_Exercise instructions:_ Can you edit the listing below so that every "legend-swatch-icon" reads "legend-marker", leaving everything else unchanged and the pictures out?

Page element annotations
* BEGIN *

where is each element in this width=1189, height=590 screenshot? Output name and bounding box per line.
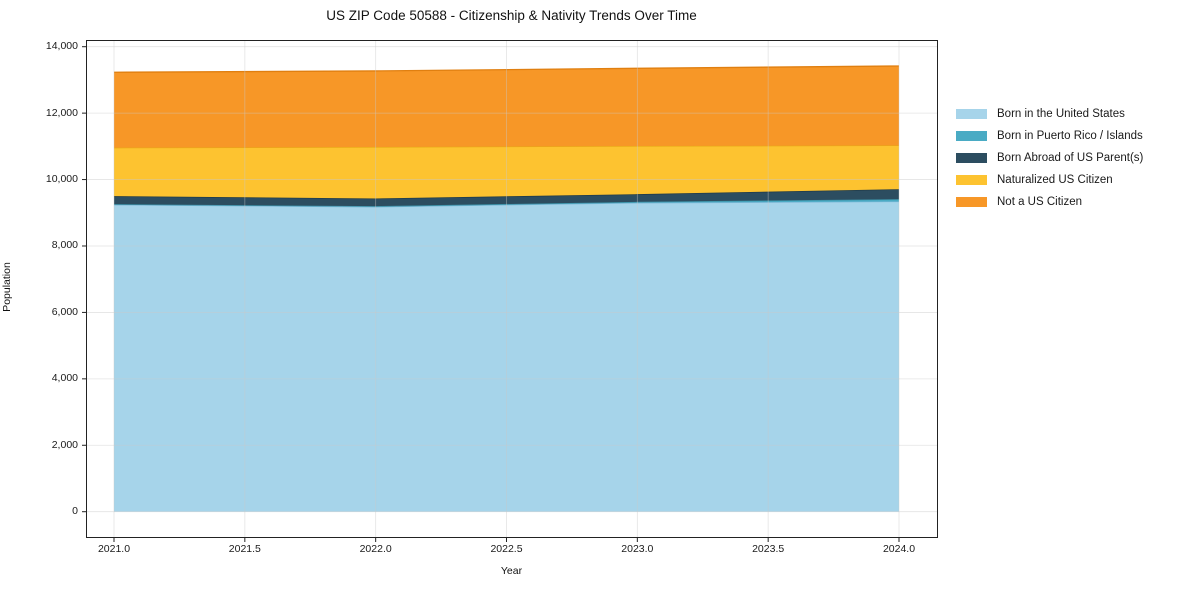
x-tick-label: 2023.5 — [752, 543, 785, 555]
legend-swatch-icon — [956, 153, 987, 163]
x-tick-label: 2021.0 — [97, 543, 131, 555]
x-tick-label: 2022.0 — [359, 543, 392, 555]
chart-title: US ZIP Code 50588 - Citizenship & Nativi… — [326, 8, 697, 23]
legend-label: Born in Puerto Rico / Islands — [997, 130, 1143, 142]
legend-item-2: Born Abroad of US Parent(s) — [956, 147, 1143, 169]
y-tick-label: 12,000 — [45, 106, 78, 119]
y-tick-label: 0 — [72, 505, 78, 518]
y-tick-label: 4,000 — [51, 372, 78, 385]
y-tick-label: 6,000 — [51, 305, 78, 318]
legend-label: Born Abroad of US Parent(s) — [997, 152, 1144, 164]
y-tick-label: 8,000 — [51, 239, 78, 252]
legend-label: Naturalized US Citizen — [997, 174, 1113, 186]
y-tick-label: 10,000 — [45, 173, 78, 186]
legend-swatch-icon — [956, 131, 987, 141]
y-tick-label: 2,000 — [51, 438, 78, 451]
axes-frame — [86, 40, 938, 538]
x-tick-label: 2022.5 — [490, 543, 523, 555]
legend-item-3: Naturalized US Citizen — [956, 169, 1143, 191]
x-tick-label: 2021.5 — [228, 543, 261, 555]
legend-swatch-icon — [956, 175, 987, 185]
y-tick-label: 14,000 — [45, 40, 78, 53]
legend-label: Born in the United States — [997, 108, 1125, 120]
legend: Born in the United States Born in Puerto … — [956, 103, 1143, 213]
legend-item-0: Born in the United States — [956, 103, 1143, 125]
legend-label: Not a US Citizen — [997, 196, 1083, 208]
legend-swatch-icon — [956, 109, 987, 119]
x-tick-label: 2023.0 — [621, 543, 654, 555]
x-axis-label: Year — [500, 565, 523, 577]
legend-swatch-icon — [956, 197, 987, 207]
x-tick-label: 2024.0 — [882, 543, 916, 555]
legend-item-1: Born in Puerto Rico / Islands — [956, 125, 1143, 147]
legend-item-4: Not a US Citizen — [956, 191, 1143, 213]
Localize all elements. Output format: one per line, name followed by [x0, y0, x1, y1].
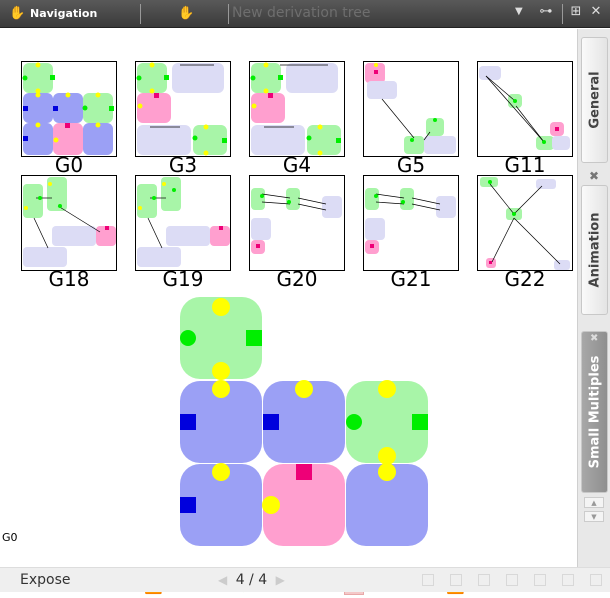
tab-general[interactable]: General [581, 37, 608, 163]
next-page-icon[interactable]: ▶ [275, 573, 285, 587]
hand-tool-icon[interactable]: ✋ [178, 6, 195, 21]
node-pink [263, 464, 345, 546]
thumbnail-label: G22 [504, 267, 546, 291]
link-icon[interactable]: ⊶ [539, 4, 553, 19]
node-green [180, 297, 262, 379]
thumbnail-g18[interactable] [21, 175, 117, 271]
expose-label[interactable]: Expose [20, 572, 71, 588]
thumbnail-label: G4 [282, 153, 312, 177]
derivation-tree-input[interactable]: New derivation tree [232, 5, 371, 21]
layout-icon[interactable] [506, 574, 518, 586]
thumbnail-g22[interactable] [477, 175, 573, 271]
node-green [346, 381, 428, 463]
thumbnail-label: G0 [54, 153, 84, 177]
thumbnail-g5[interactable] [363, 61, 459, 157]
page-navigator: ◀ 4 / 4 ▶ [218, 572, 285, 588]
hand-icon[interactable]: ✋ [9, 6, 26, 21]
node-blue [346, 464, 428, 546]
scroll-up-button[interactable]: ▲ [584, 497, 604, 508]
separator [562, 4, 563, 24]
navigation-title: Navigation [30, 7, 98, 20]
dropdown-arrow-icon[interactable]: ▼ [515, 6, 523, 17]
node-blue [180, 381, 262, 463]
thumbnail-g4[interactable] [249, 61, 345, 157]
thumbnail-label: G19 [162, 267, 204, 291]
separator [140, 4, 141, 24]
layout-icon[interactable] [422, 574, 434, 586]
graph-detail-view[interactable] [176, 295, 436, 555]
thumbnail-g21[interactable] [363, 175, 459, 271]
node-blue [263, 381, 345, 463]
close-tab-icon[interactable]: ✖ [590, 333, 599, 344]
status-bar: Expose ◀ 4 / 4 ▶ [0, 567, 610, 592]
scroll-down-button[interactable]: ▼ [584, 511, 604, 522]
side-tab-bar: General ✖ Animation Small Multiples ✖ ▲ … [577, 29, 610, 567]
tab-animation[interactable]: Animation [581, 185, 608, 315]
separator [228, 4, 229, 24]
prev-page-icon[interactable]: ◀ [218, 573, 228, 587]
small-multiples-view: G0 G3 [0, 29, 577, 595]
thumbnail-label: G18 [48, 267, 90, 291]
thumbnail-g3[interactable] [135, 61, 231, 157]
thumbnail-label: G3 [168, 153, 198, 177]
layout-icon[interactable] [534, 574, 546, 586]
thumbnail-g19[interactable] [135, 175, 231, 271]
thumbnail-g20[interactable] [249, 175, 345, 271]
thumbnail-g11[interactable] [477, 61, 573, 157]
layout-icon[interactable] [450, 574, 462, 586]
thumbnail-g0[interactable] [21, 61, 117, 157]
fit-window-icon[interactable]: ⊞ [570, 4, 582, 19]
thumbnail-label: G11 [504, 153, 546, 177]
page-indicator: 4 / 4 [235, 572, 268, 588]
close-tab-icon[interactable]: ✖ [589, 169, 600, 183]
tab-small-multiples[interactable]: Small Multiples [581, 331, 608, 493]
thumbnail-label: G20 [276, 267, 318, 291]
layout-icon[interactable] [478, 574, 490, 586]
thumbnail-label: G21 [390, 267, 432, 291]
layout-icon[interactable] [590, 574, 602, 586]
thumbnail-label: G5 [396, 153, 426, 177]
node-blue [180, 464, 262, 546]
selected-graph-label: G0 [2, 531, 18, 544]
layout-icon[interactable] [562, 574, 574, 586]
title-bar: ✋ Navigation ✋ New derivation tree ▼ ⊶ ⊞… [0, 0, 610, 28]
close-icon[interactable]: ✕ [590, 4, 602, 19]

* END *

_Exercise output:_
where is each element in this width=1189, height=590 screenshot? Output name and bounding box per line.
x-tick-label: 2023.5 — [752, 543, 785, 555]
legend-marker — [956, 153, 987, 163]
x-tick-label: 2021.0 — [97, 543, 131, 555]
x-tick-label: 2022.0 — [359, 543, 392, 555]
chart-title: US ZIP Code 50588 - Citizenship & Nativi… — [326, 8, 697, 23]
legend-label: Born in Puerto Rico / Islands — [997, 130, 1143, 142]
legend-item-2: Born Abroad of US Parent(s) — [956, 147, 1143, 169]
y-tick-label: 12,000 — [45, 106, 78, 119]
y-tick-label: 0 — [72, 505, 78, 518]
y-tick-label: 4,000 — [51, 372, 78, 385]
y-tick-label: 6,000 — [51, 305, 78, 318]
legend-label: Born Abroad of US Parent(s) — [997, 152, 1144, 164]
y-tick-label: 8,000 — [51, 239, 78, 252]
legend-label: Naturalized US Citizen — [997, 174, 1113, 186]
y-tick-label: 10,000 — [45, 173, 78, 186]
legend-marker — [956, 131, 987, 141]
y-tick-label: 2,000 — [51, 438, 78, 451]
axes-frame — [86, 40, 938, 538]
x-tick-label: 2022.5 — [490, 543, 523, 555]
legend-item-3: Naturalized US Citizen — [956, 169, 1143, 191]
x-tick-label: 2021.5 — [228, 543, 261, 555]
legend-marker — [956, 175, 987, 185]
y-tick-label: 14,000 — [45, 40, 78, 53]
legend-label: Born in the United States — [997, 108, 1125, 120]
legend: Born in the United States Born in Puerto … — [956, 103, 1143, 213]
legend-item-0: Born in the United States — [956, 103, 1143, 125]
legend-label: Not a US Citizen — [997, 196, 1083, 208]
legend-marker — [956, 109, 987, 119]
x-tick-label: 2023.0 — [621, 543, 654, 555]
x-axis-label: Year — [500, 565, 523, 577]
legend-marker — [956, 197, 987, 207]
x-tick-label: 2024.0 — [882, 543, 916, 555]
legend-item-1: Born in Puerto Rico / Islands — [956, 125, 1143, 147]
legend-item-4: Not a US Citizen — [956, 191, 1143, 213]
Localize all elements. Output format: one per line, name followed by [x0, y0, x1, y1].
tab-general[interactable]: General [581, 37, 608, 163]
next-page-icon[interactable]: ▶ [275, 573, 285, 587]
hand-tool-icon[interactable]: ✋ [178, 6, 195, 21]
node-pink [263, 464, 345, 546]
thumbnail-label: G22 [504, 267, 546, 291]
link-icon[interactable]: ⊶ [539, 4, 553, 19]
node-green [180, 297, 262, 379]
thumbnail-g18[interactable] [21, 175, 117, 271]
expose-label[interactable]: Expose [20, 572, 71, 588]
thumbnail-label: G4 [282, 153, 312, 177]
derivation-tree-input[interactable]: New derivation tree [232, 5, 371, 21]
layout-icon[interactable] [506, 574, 518, 586]
thumbnail-g22[interactable] [477, 175, 573, 271]
node-green [346, 381, 428, 463]
thumbnail-label: G0 [54, 153, 84, 177]
thumbnail-g5[interactable] [363, 61, 459, 157]
page-navigator: ◀ 4 / 4 ▶ [218, 572, 285, 588]
hand-icon[interactable]: ✋ [9, 6, 26, 21]
node-blue [346, 464, 428, 546]
scroll-up-button[interactable]: ▲ [584, 497, 604, 508]
separator [562, 4, 563, 24]
navigation-title: Navigation [30, 7, 98, 20]
dropdown-arrow-icon[interactable]: ▼ [515, 6, 523, 17]
node-blue [180, 381, 262, 463]
thumbnail-g4[interactable] [249, 61, 345, 157]
thumbnail-label: G19 [162, 267, 204, 291]
separator [140, 4, 141, 24]
layout-icon[interactable] [422, 574, 434, 586]
graph-detail-view[interactable] [176, 295, 436, 555]
thumbnail-g21[interactable] [363, 175, 459, 271]
node-blue [263, 381, 345, 463]
close-tab-icon[interactable]: ✖ [590, 333, 599, 344]
status-bar: Expose ◀ 4 / 4 ▶ [0, 567, 610, 592]
scroll-down-button[interactable]: ▼ [584, 511, 604, 522]
side-tab-bar: General ✖ Animation Small Multiples ✖ ▲ … [577, 29, 610, 567]
tab-animation[interactable]: Animation [581, 185, 608, 315]
separator [228, 4, 229, 24]
prev-page-icon[interactable]: ◀ [218, 573, 228, 587]
small-multiples-view: G0 G3 [0, 29, 577, 595]
thumbnail-label: G18 [48, 267, 90, 291]
thumbnail-g3[interactable] [135, 61, 231, 157]
thumbnail-label: G3 [168, 153, 198, 177]
layout-icon[interactable] [534, 574, 546, 586]
thumbnail-g19[interactable] [135, 175, 231, 271]
thumbnail-g20[interactable] [249, 175, 345, 271]
thumbnail-g11[interactable] [477, 61, 573, 157]
layout-icon[interactable] [450, 574, 462, 586]
thumbnail-g0[interactable] [21, 61, 117, 157]
fit-window-icon[interactable]: ⊞ [570, 4, 582, 19]
thumbnail-label: G11 [504, 153, 546, 177]
page-indicator: 4 / 4 [235, 572, 268, 588]
close-tab-icon[interactable]: ✖ [589, 169, 600, 183]
tab-small-multiples[interactable]: Small Multiples [581, 331, 608, 493]
thumbnail-label: G20 [276, 267, 318, 291]
layout-icon[interactable] [478, 574, 490, 586]
thumbnail-label: G21 [390, 267, 432, 291]
layout-icon[interactable] [590, 574, 602, 586]
thumbnail-label: G5 [396, 153, 426, 177]
node-blue [180, 464, 262, 546]
selected-graph-label: G0 [2, 531, 18, 544]
layout-icon[interactable] [562, 574, 574, 586]
title-bar: ✋ Navigation ✋ New derivation tree ▼ ⊶ ⊞… [0, 0, 610, 28]
close-icon[interactable]: ✕ [590, 4, 602, 19]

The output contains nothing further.